[WHAT YOU ARE ASKED TO DO] Locate each line below that includes "instructions" and reproduce it.

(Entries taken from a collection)
------------

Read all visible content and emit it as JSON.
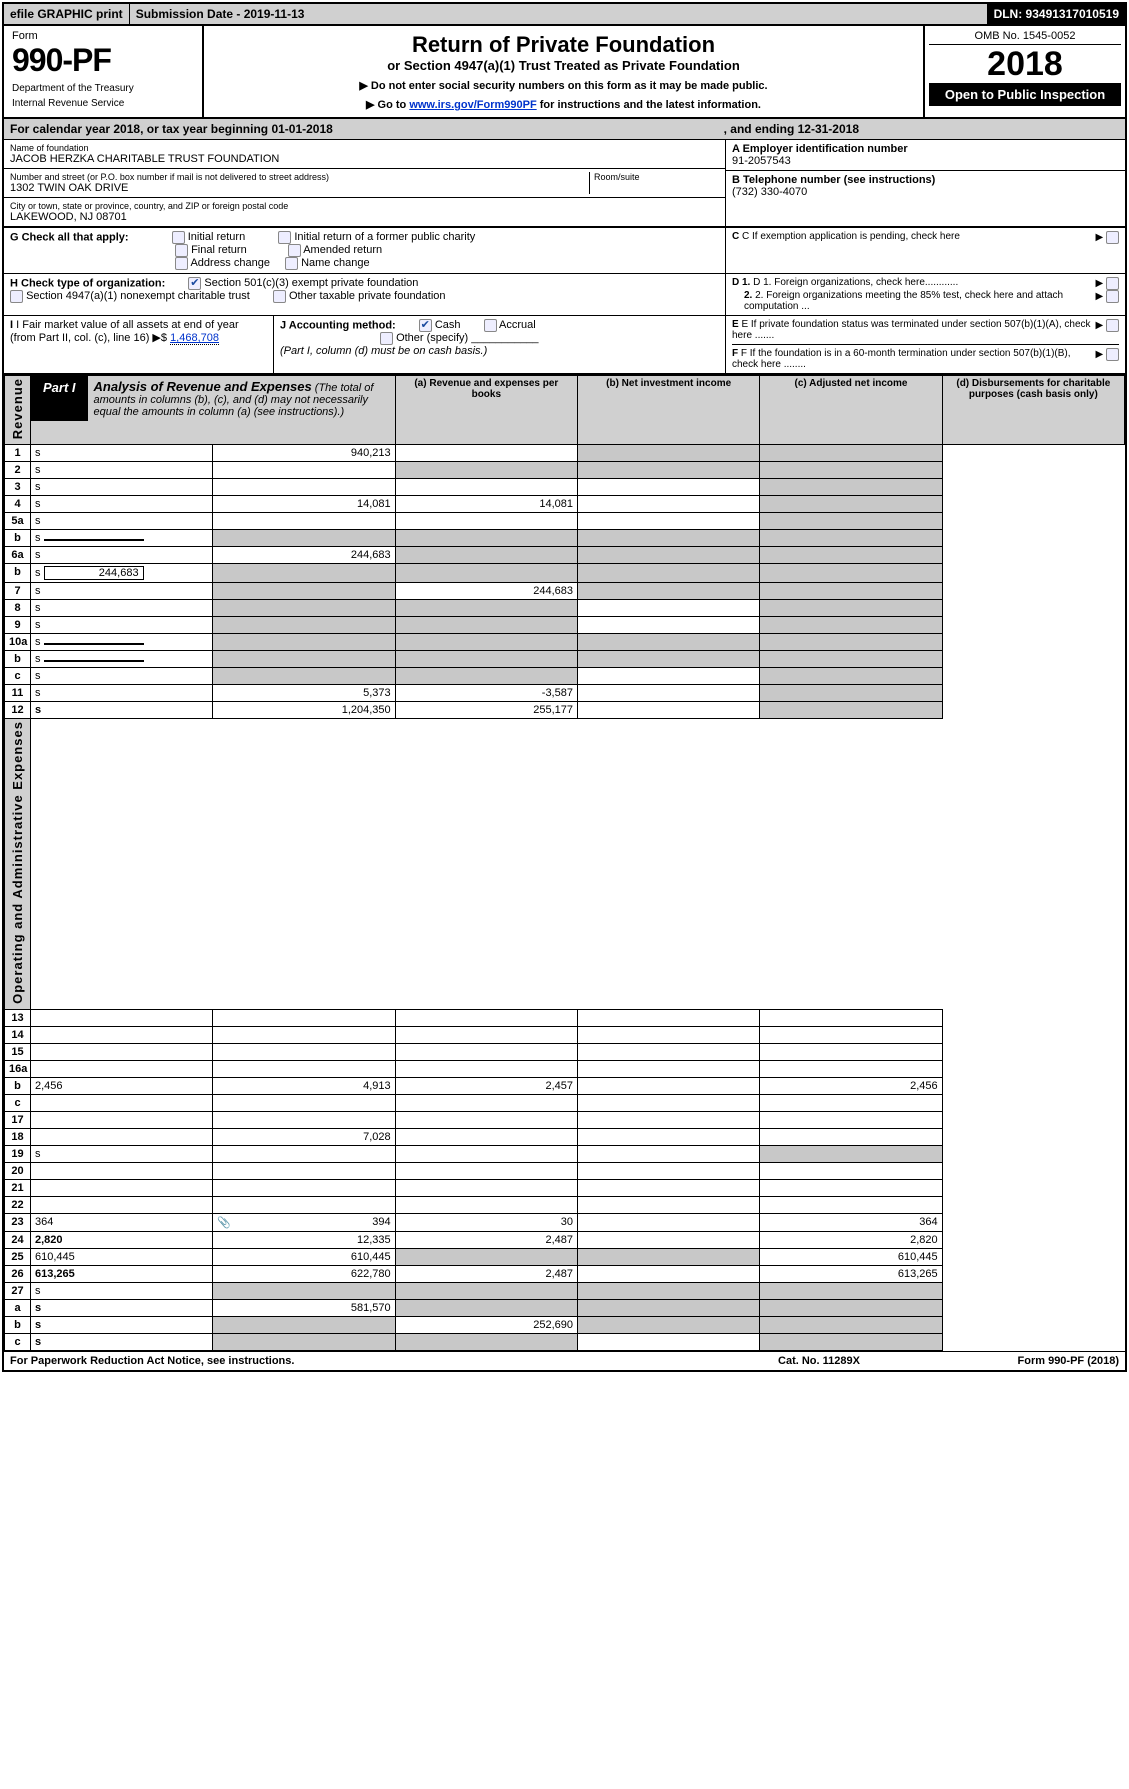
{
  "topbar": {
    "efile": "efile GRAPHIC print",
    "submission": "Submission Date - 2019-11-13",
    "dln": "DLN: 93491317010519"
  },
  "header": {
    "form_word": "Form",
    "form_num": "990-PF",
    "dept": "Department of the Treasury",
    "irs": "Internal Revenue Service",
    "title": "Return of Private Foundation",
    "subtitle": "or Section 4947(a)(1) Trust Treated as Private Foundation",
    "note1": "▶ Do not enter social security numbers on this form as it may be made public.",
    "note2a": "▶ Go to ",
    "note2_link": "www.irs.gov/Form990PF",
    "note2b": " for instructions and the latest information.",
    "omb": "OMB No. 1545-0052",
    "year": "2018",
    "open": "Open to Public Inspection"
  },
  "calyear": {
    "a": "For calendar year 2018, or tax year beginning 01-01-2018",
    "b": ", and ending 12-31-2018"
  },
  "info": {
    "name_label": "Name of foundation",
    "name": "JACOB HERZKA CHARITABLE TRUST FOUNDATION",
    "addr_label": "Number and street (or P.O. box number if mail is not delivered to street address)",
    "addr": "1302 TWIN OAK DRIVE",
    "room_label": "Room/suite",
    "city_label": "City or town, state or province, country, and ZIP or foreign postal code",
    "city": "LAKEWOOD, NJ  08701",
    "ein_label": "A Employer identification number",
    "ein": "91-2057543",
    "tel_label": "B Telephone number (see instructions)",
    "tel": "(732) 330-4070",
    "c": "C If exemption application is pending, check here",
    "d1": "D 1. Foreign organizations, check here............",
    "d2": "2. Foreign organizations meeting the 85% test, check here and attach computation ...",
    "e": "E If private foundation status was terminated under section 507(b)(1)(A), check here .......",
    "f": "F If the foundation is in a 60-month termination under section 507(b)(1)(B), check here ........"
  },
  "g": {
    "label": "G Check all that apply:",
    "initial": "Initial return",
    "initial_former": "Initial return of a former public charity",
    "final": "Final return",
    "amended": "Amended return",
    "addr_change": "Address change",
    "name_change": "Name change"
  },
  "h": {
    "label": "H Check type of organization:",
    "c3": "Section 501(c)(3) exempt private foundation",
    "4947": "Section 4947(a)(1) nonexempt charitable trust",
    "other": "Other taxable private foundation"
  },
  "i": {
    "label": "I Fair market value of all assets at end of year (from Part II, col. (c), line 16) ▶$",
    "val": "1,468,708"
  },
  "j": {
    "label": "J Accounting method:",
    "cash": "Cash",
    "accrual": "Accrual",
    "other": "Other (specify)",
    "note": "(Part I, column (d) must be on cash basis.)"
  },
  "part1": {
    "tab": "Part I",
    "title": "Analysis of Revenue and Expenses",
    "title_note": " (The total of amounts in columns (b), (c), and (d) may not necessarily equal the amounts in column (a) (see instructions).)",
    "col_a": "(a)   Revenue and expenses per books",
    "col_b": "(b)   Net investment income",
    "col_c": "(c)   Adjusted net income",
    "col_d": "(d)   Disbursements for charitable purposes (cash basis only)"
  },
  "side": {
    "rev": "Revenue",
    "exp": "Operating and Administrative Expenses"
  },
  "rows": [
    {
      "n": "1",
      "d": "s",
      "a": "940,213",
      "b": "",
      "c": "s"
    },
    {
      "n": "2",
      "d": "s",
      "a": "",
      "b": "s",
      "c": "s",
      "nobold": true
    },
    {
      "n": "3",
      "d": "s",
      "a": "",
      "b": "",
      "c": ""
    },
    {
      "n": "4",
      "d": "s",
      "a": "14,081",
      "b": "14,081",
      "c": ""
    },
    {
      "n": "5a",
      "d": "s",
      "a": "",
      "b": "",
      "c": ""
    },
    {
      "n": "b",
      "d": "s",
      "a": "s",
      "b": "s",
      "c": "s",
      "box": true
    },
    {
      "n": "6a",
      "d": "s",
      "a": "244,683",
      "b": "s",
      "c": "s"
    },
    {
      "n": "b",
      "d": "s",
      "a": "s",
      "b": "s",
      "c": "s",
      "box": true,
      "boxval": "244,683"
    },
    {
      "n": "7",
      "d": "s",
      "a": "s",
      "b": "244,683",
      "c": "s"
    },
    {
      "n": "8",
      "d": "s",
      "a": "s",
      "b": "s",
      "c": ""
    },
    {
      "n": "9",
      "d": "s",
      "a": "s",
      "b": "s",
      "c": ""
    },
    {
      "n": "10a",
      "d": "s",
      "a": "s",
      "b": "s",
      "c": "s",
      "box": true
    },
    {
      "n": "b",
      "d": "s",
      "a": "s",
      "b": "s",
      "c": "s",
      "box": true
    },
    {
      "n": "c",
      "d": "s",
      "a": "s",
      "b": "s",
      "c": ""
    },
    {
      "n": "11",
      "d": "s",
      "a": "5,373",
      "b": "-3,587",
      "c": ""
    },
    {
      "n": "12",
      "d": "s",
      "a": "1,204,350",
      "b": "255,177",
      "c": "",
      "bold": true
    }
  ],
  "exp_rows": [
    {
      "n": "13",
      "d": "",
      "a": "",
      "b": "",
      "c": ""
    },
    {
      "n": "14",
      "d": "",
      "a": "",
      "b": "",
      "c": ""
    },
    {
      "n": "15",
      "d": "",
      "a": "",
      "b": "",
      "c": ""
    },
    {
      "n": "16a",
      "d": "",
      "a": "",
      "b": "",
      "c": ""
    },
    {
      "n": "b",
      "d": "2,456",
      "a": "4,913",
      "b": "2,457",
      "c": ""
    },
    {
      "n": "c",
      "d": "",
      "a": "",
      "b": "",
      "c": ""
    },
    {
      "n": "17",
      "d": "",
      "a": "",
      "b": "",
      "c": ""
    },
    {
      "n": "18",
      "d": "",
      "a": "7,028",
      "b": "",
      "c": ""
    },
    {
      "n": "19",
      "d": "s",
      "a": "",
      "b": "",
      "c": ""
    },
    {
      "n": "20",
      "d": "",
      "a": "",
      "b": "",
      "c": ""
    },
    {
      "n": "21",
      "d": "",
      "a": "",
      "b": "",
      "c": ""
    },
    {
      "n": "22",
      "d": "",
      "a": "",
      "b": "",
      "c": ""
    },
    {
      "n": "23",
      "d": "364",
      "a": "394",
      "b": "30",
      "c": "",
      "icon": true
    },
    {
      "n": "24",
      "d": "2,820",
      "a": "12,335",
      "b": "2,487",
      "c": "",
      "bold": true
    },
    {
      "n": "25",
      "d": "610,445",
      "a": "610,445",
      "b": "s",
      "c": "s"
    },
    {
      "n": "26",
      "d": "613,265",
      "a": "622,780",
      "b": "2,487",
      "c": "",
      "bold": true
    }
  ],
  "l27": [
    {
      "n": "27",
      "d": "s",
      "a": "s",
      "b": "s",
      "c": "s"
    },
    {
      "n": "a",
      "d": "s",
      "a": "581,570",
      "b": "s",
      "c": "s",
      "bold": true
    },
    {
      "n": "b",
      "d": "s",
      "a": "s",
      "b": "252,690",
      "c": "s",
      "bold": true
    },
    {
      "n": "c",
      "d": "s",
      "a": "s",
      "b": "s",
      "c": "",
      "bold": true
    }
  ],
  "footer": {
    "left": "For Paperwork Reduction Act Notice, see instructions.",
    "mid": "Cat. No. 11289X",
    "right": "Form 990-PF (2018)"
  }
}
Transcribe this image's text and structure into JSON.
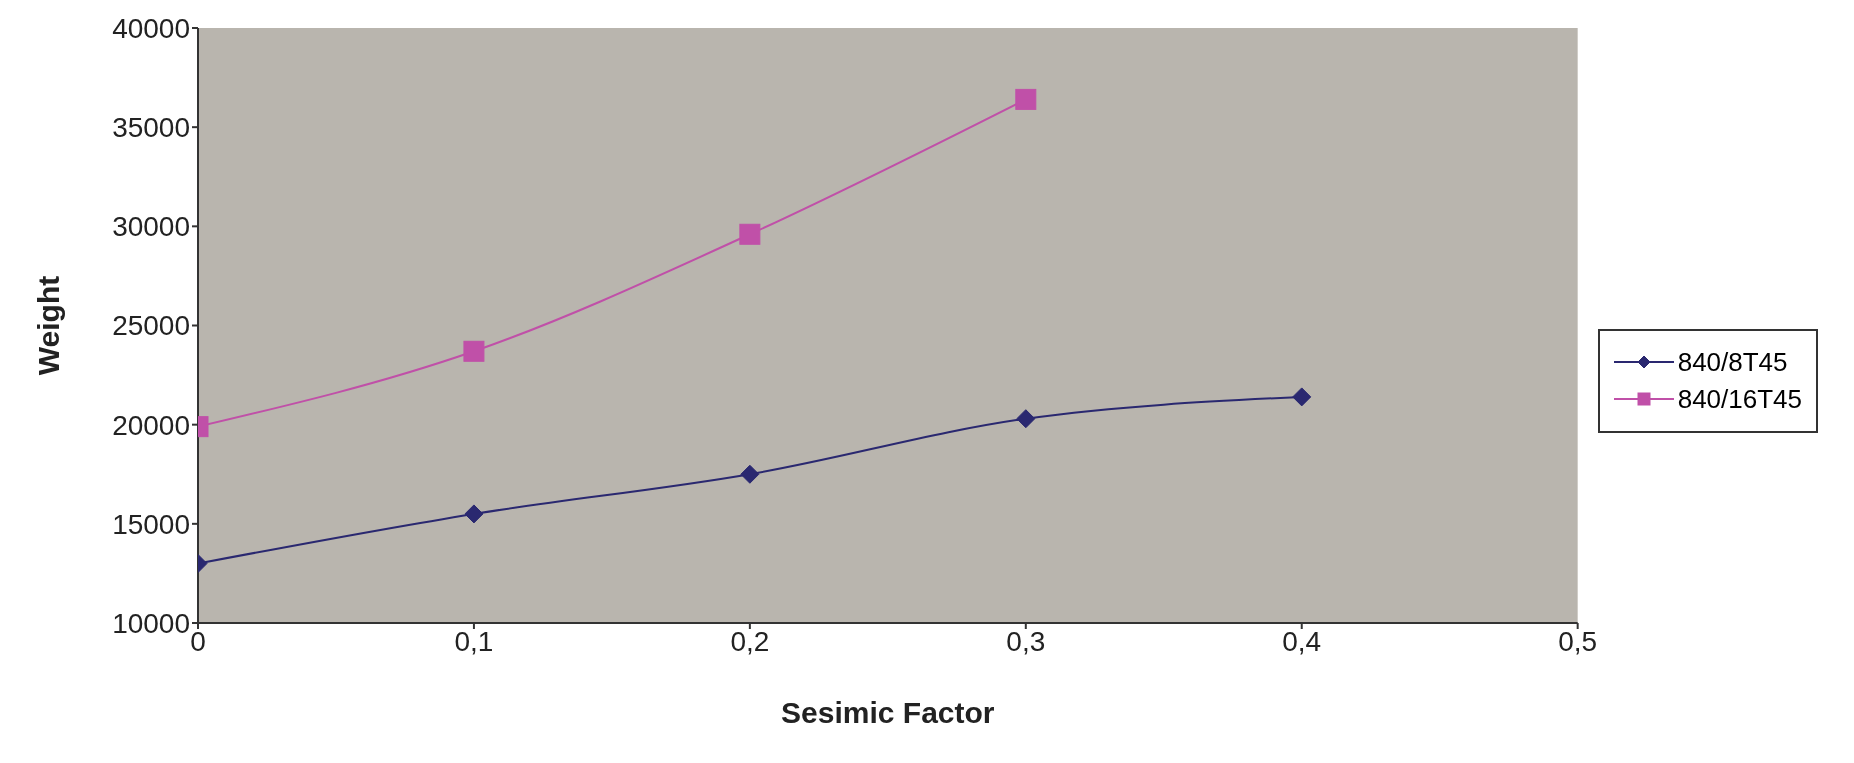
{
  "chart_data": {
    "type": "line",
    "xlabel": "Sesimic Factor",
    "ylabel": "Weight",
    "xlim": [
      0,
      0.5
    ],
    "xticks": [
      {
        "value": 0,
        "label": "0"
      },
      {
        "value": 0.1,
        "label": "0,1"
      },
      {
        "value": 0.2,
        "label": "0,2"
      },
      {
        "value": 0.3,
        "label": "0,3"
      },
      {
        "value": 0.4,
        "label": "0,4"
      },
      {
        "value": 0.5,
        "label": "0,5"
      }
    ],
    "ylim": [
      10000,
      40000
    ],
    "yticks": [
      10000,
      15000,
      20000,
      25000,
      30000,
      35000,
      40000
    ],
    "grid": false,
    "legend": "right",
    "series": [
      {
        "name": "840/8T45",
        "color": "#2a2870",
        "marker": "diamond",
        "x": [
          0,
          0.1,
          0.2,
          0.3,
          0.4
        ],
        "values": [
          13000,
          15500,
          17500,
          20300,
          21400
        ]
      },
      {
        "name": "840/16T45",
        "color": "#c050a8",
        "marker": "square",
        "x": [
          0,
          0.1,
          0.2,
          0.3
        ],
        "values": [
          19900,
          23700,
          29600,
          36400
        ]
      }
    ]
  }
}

------------

[WORKED ANSWER]
    "note2b": " for instructions and the latest information.",
    "tel_label": "B Telephone number (see instructions)",
    "title_note": " (The total of amounts in columns (b), (c), and (d) may not necessarily equal the amounts in column (a) (see instructions).)",
    "left": "For Paperwork Reduction Act Notice, see instructions.",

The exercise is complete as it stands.